===== GIVEN RECORDS =====

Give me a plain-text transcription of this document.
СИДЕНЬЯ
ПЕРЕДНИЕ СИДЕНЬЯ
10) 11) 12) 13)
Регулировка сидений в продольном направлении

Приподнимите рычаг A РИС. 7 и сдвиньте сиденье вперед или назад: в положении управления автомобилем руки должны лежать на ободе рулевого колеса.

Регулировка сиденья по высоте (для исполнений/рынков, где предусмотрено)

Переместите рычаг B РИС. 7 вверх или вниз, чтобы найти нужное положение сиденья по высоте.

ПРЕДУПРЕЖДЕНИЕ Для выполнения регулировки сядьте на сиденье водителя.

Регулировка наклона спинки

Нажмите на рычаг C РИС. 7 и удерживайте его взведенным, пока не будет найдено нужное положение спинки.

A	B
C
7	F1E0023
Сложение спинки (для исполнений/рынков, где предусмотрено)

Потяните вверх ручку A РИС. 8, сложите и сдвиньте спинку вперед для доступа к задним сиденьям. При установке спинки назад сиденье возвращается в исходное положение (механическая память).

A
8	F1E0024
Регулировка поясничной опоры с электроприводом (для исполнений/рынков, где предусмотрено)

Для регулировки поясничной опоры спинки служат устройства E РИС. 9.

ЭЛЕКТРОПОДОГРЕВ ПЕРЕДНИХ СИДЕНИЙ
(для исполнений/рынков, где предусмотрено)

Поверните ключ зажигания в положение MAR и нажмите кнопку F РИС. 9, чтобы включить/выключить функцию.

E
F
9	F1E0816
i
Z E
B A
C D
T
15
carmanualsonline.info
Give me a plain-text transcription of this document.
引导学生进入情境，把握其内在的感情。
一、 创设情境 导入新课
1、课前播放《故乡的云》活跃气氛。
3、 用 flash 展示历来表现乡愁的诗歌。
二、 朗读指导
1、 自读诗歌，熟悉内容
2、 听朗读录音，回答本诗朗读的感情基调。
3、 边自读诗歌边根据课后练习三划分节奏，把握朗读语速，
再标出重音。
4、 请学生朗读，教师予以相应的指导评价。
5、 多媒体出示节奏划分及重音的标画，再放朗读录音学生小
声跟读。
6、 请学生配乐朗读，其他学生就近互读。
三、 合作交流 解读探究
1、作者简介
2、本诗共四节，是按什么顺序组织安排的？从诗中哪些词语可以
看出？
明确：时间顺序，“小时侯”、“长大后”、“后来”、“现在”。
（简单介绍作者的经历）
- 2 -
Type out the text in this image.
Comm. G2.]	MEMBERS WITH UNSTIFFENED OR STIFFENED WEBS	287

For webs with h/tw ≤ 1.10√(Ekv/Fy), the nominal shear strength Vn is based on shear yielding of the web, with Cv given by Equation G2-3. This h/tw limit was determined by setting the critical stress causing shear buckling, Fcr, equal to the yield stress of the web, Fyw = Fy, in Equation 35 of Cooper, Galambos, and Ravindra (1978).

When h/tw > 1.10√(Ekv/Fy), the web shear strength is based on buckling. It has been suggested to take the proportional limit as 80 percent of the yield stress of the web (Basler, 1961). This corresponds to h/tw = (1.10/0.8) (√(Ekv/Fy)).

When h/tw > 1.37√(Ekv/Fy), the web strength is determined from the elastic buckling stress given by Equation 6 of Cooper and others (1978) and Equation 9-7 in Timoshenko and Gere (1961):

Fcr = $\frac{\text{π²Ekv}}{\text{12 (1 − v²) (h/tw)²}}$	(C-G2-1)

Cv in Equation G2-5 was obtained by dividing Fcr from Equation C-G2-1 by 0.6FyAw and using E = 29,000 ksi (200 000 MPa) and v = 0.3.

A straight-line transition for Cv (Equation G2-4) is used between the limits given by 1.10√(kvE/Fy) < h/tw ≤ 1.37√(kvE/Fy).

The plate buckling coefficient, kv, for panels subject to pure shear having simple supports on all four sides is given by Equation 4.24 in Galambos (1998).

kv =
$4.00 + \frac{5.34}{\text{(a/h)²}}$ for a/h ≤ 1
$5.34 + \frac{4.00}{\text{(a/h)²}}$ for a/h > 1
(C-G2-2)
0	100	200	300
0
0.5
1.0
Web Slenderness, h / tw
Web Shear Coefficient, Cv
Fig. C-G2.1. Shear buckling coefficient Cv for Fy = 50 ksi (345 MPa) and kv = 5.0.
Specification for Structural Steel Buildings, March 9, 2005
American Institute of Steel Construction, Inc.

=====

## WORK REQUIRED:
Select every line of the records holding the string "положение".

## ANSWER TO THIS TASK:
Переместите рычаг B РИС. 7 вверх или вниз, чтобы найти нужное положение сиденья по высоте.
Нажмите на рычаг C РИС. 7 и удерживайте его взведенным, пока не будет найдено нужное положение спинки.
Потяните вверх ручку A РИС. 8, сложите и сдвиньте спинку вперед для доступа к задним сиденьям. При установке спинки назад сиденье возвращается в исходное положение (механическая память).
Поверните ключ зажигания в положение MAR и нажмите кнопку F РИС. 9, чтобы включить/выключить функцию.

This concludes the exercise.